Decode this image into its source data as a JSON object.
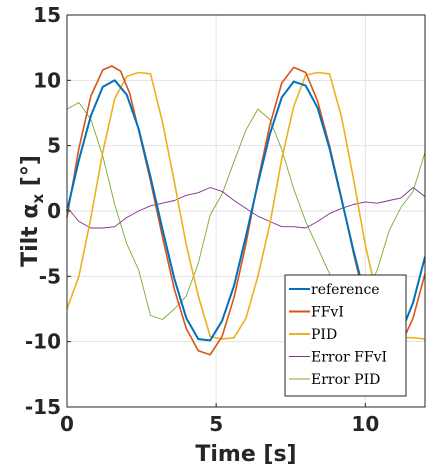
{
  "chart_data": {
    "type": "line",
    "xlabel": "Time [s]",
    "ylabel": "Tilt α_x [°]",
    "ylabel_main": "Tilt α",
    "ylabel_sub": "x",
    "ylabel_unit": " [°]",
    "xlim": [
      0,
      12
    ],
    "ylim": [
      -15,
      15
    ],
    "xticks": [
      "0",
      "5",
      "10"
    ],
    "yticks": [
      "15",
      "10",
      "5",
      "0",
      "-5",
      "-10",
      "-15"
    ],
    "grid": true,
    "legend_position": "bottom-right",
    "series": [
      {
        "name": "reference",
        "color": "#0072BD",
        "x": [
          0,
          0.4,
          0.8,
          1.2,
          1.6,
          2.0,
          2.4,
          2.8,
          3.2,
          3.6,
          4.0,
          4.4,
          4.8,
          5.2,
          5.6,
          6.0,
          6.4,
          6.8,
          7.2,
          7.6,
          8.0,
          8.4,
          8.8,
          9.2,
          9.6,
          10.0,
          10.4,
          10.8,
          11.2,
          11.6,
          12.0
        ],
        "values": [
          0,
          3.9,
          7.3,
          9.5,
          10.0,
          8.9,
          6.3,
          2.6,
          -1.4,
          -5.2,
          -8.2,
          -9.8,
          -9.9,
          -8.4,
          -5.7,
          -1.9,
          2.1,
          5.9,
          8.7,
          9.9,
          9.6,
          7.9,
          4.8,
          0.9,
          -3.0,
          -6.6,
          -9.1,
          -10.0,
          -9.3,
          -7.0,
          -3.5
        ]
      },
      {
        "name": "FFvI",
        "color": "#D95319",
        "x": [
          0,
          0.4,
          0.8,
          1.2,
          1.5,
          1.8,
          2.1,
          2.4,
          2.8,
          3.2,
          3.6,
          4.0,
          4.4,
          4.8,
          5.2,
          5.6,
          6.0,
          6.4,
          6.8,
          7.2,
          7.6,
          8.0,
          8.4,
          8.8,
          9.2,
          9.6,
          10.0,
          10.4,
          10.8,
          11.2,
          11.6,
          12.0
        ],
        "values": [
          -0.5,
          4.8,
          8.8,
          10.8,
          11.1,
          10.7,
          9.0,
          6.2,
          2.3,
          -2.0,
          -6.0,
          -9.0,
          -10.7,
          -11.0,
          -9.6,
          -6.6,
          -2.5,
          2.3,
          6.6,
          9.8,
          11.0,
          10.6,
          8.4,
          5.0,
          1.0,
          -3.2,
          -7.0,
          -9.6,
          -10.8,
          -10.2,
          -8.2,
          -4.8
        ]
      },
      {
        "name": "PID",
        "color": "#EDB120",
        "x": [
          0,
          0.4,
          0.8,
          1.2,
          1.6,
          2.0,
          2.4,
          2.8,
          3.2,
          3.6,
          4.0,
          4.4,
          4.8,
          5.2,
          5.6,
          6.0,
          6.4,
          6.8,
          7.2,
          7.6,
          8.0,
          8.4,
          8.8,
          9.2,
          9.6,
          10.0,
          10.4,
          10.8,
          11.2,
          11.6,
          12.0
        ],
        "values": [
          -7.5,
          -5.0,
          -0.5,
          4.5,
          8.6,
          10.3,
          10.6,
          10.5,
          6.8,
          2.2,
          -2.6,
          -6.5,
          -9.6,
          -9.8,
          -9.7,
          -8.2,
          -5.0,
          -1.0,
          4.0,
          8.0,
          10.4,
          10.6,
          10.5,
          7.2,
          2.5,
          -2.6,
          -6.6,
          -9.4,
          -9.7,
          -9.7,
          -9.8
        ]
      },
      {
        "name": "Error FFvI",
        "color": "#7E2F8E",
        "x": [
          0,
          0.4,
          0.8,
          1.2,
          1.6,
          2.0,
          2.4,
          2.8,
          3.2,
          3.6,
          4.0,
          4.4,
          4.8,
          5.2,
          5.6,
          6.0,
          6.4,
          6.8,
          7.2,
          7.6,
          8.0,
          8.4,
          8.8,
          9.2,
          9.6,
          10.0,
          10.4,
          10.8,
          11.2,
          11.6,
          12.0
        ],
        "values": [
          0.3,
          -0.8,
          -1.3,
          -1.3,
          -1.2,
          -0.5,
          0.0,
          0.4,
          0.6,
          0.8,
          1.2,
          1.4,
          1.8,
          1.5,
          0.8,
          0.2,
          -0.4,
          -0.8,
          -1.2,
          -1.2,
          -1.3,
          -0.8,
          -0.2,
          0.2,
          0.5,
          0.7,
          0.6,
          0.8,
          1.0,
          1.8,
          1.1
        ]
      },
      {
        "name": "Error PID",
        "color": "#77AC30",
        "x": [
          0,
          0.4,
          0.8,
          1.2,
          1.6,
          2.0,
          2.4,
          2.8,
          3.2,
          3.6,
          4.0,
          4.4,
          4.8,
          5.2,
          5.6,
          6.0,
          6.4,
          6.8,
          7.2,
          7.6,
          8.0,
          8.4,
          8.8,
          9.2,
          9.6,
          10.0,
          10.4,
          10.8,
          11.2,
          11.6,
          12.0
        ],
        "values": [
          7.8,
          8.3,
          7.0,
          4.2,
          0.5,
          -2.5,
          -4.5,
          -8.0,
          -8.3,
          -7.5,
          -6.5,
          -4.0,
          -0.3,
          1.3,
          3.8,
          6.2,
          7.8,
          7.0,
          4.7,
          1.7,
          -0.8,
          -2.8,
          -4.8,
          -8.2,
          -7.5,
          -6.5,
          -4.5,
          -1.5,
          0.3,
          1.5,
          4.5
        ]
      }
    ]
  }
}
:::::
PROBLEM REQUIREMENTS
Retype each record exactly as it stands, but do not include the pictures.

FINAL ANSWER
Decode this image into its source data as a JSON object.
{
  "chart_data": {
    "type": "line",
    "xlabel": "Time [s]",
    "ylabel": "Tilt α_x [°]",
    "ylabel_main": "Tilt α",
    "ylabel_sub": "x",
    "ylabel_unit": " [°]",
    "xlim": [
      0,
      12
    ],
    "ylim": [
      -15,
      15
    ],
    "xticks": [
      "0",
      "5",
      "10"
    ],
    "yticks": [
      "15",
      "10",
      "5",
      "0",
      "-5",
      "-10",
      "-15"
    ],
    "grid": true,
    "legend_position": "bottom-right",
    "series": [
      {
        "name": "reference",
        "color": "#0072BD",
        "x": [
          0,
          0.4,
          0.8,
          1.2,
          1.6,
          2.0,
          2.4,
          2.8,
          3.2,
          3.6,
          4.0,
          4.4,
          4.8,
          5.2,
          5.6,
          6.0,
          6.4,
          6.8,
          7.2,
          7.6,
          8.0,
          8.4,
          8.8,
          9.2,
          9.6,
          10.0,
          10.4,
          10.8,
          11.2,
          11.6,
          12.0
        ],
        "values": [
          0,
          3.9,
          7.3,
          9.5,
          10.0,
          8.9,
          6.3,
          2.6,
          -1.4,
          -5.2,
          -8.2,
          -9.8,
          -9.9,
          -8.4,
          -5.7,
          -1.9,
          2.1,
          5.9,
          8.7,
          9.9,
          9.6,
          7.9,
          4.8,
          0.9,
          -3.0,
          -6.6,
          -9.1,
          -10.0,
          -9.3,
          -7.0,
          -3.5
        ]
      },
      {
        "name": "FFvI",
        "color": "#D95319",
        "x": [
          0,
          0.4,
          0.8,
          1.2,
          1.5,
          1.8,
          2.1,
          2.4,
          2.8,
          3.2,
          3.6,
          4.0,
          4.4,
          4.8,
          5.2,
          5.6,
          6.0,
          6.4,
          6.8,
          7.2,
          7.6,
          8.0,
          8.4,
          8.8,
          9.2,
          9.6,
          10.0,
          10.4,
          10.8,
          11.2,
          11.6,
          12.0
        ],
        "values": [
          -0.5,
          4.8,
          8.8,
          10.8,
          11.1,
          10.7,
          9.0,
          6.2,
          2.3,
          -2.0,
          -6.0,
          -9.0,
          -10.7,
          -11.0,
          -9.6,
          -6.6,
          -2.5,
          2.3,
          6.6,
          9.8,
          11.0,
          10.6,
          8.4,
          5.0,
          1.0,
          -3.2,
          -7.0,
          -9.6,
          -10.8,
          -10.2,
          -8.2,
          -4.8
        ]
      },
      {
        "name": "PID",
        "color": "#EDB120",
        "x": [
          0,
          0.4,
          0.8,
          1.2,
          1.6,
          2.0,
          2.4,
          2.8,
          3.2,
          3.6,
          4.0,
          4.4,
          4.8,
          5.2,
          5.6,
          6.0,
          6.4,
          6.8,
          7.2,
          7.6,
          8.0,
          8.4,
          8.8,
          9.2,
          9.6,
          10.0,
          10.4,
          10.8,
          11.2,
          11.6,
          12.0
        ],
        "values": [
          -7.5,
          -5.0,
          -0.5,
          4.5,
          8.6,
          10.3,
          10.6,
          10.5,
          6.8,
          2.2,
          -2.6,
          -6.5,
          -9.6,
          -9.8,
          -9.7,
          -8.2,
          -5.0,
          -1.0,
          4.0,
          8.0,
          10.4,
          10.6,
          10.5,
          7.2,
          2.5,
          -2.6,
          -6.6,
          -9.4,
          -9.7,
          -9.7,
          -9.8
        ]
      },
      {
        "name": "Error FFvI",
        "color": "#7E2F8E",
        "x": [
          0,
          0.4,
          0.8,
          1.2,
          1.6,
          2.0,
          2.4,
          2.8,
          3.2,
          3.6,
          4.0,
          4.4,
          4.8,
          5.2,
          5.6,
          6.0,
          6.4,
          6.8,
          7.2,
          7.6,
          8.0,
          8.4,
          8.8,
          9.2,
          9.6,
          10.0,
          10.4,
          10.8,
          11.2,
          11.6,
          12.0
        ],
        "values": [
          0.3,
          -0.8,
          -1.3,
          -1.3,
          -1.2,
          -0.5,
          0.0,
          0.4,
          0.6,
          0.8,
          1.2,
          1.4,
          1.8,
          1.5,
          0.8,
          0.2,
          -0.4,
          -0.8,
          -1.2,
          -1.2,
          -1.3,
          -0.8,
          -0.2,
          0.2,
          0.5,
          0.7,
          0.6,
          0.8,
          1.0,
          1.8,
          1.1
        ]
      },
      {
        "name": "Error PID",
        "color": "#77AC30",
        "x": [
          0,
          0.4,
          0.8,
          1.2,
          1.6,
          2.0,
          2.4,
          2.8,
          3.2,
          3.6,
          4.0,
          4.4,
          4.8,
          5.2,
          5.6,
          6.0,
          6.4,
          6.8,
          7.2,
          7.6,
          8.0,
          8.4,
          8.8,
          9.2,
          9.6,
          10.0,
          10.4,
          10.8,
          11.2,
          11.6,
          12.0
        ],
        "values": [
          7.8,
          8.3,
          7.0,
          4.2,
          0.5,
          -2.5,
          -4.5,
          -8.0,
          -8.3,
          -7.5,
          -6.5,
          -4.0,
          -0.3,
          1.3,
          3.8,
          6.2,
          7.8,
          7.0,
          4.7,
          1.7,
          -0.8,
          -2.8,
          -4.8,
          -8.2,
          -7.5,
          -6.5,
          -4.5,
          -1.5,
          0.3,
          1.5,
          4.5
        ]
      }
    ]
  }
}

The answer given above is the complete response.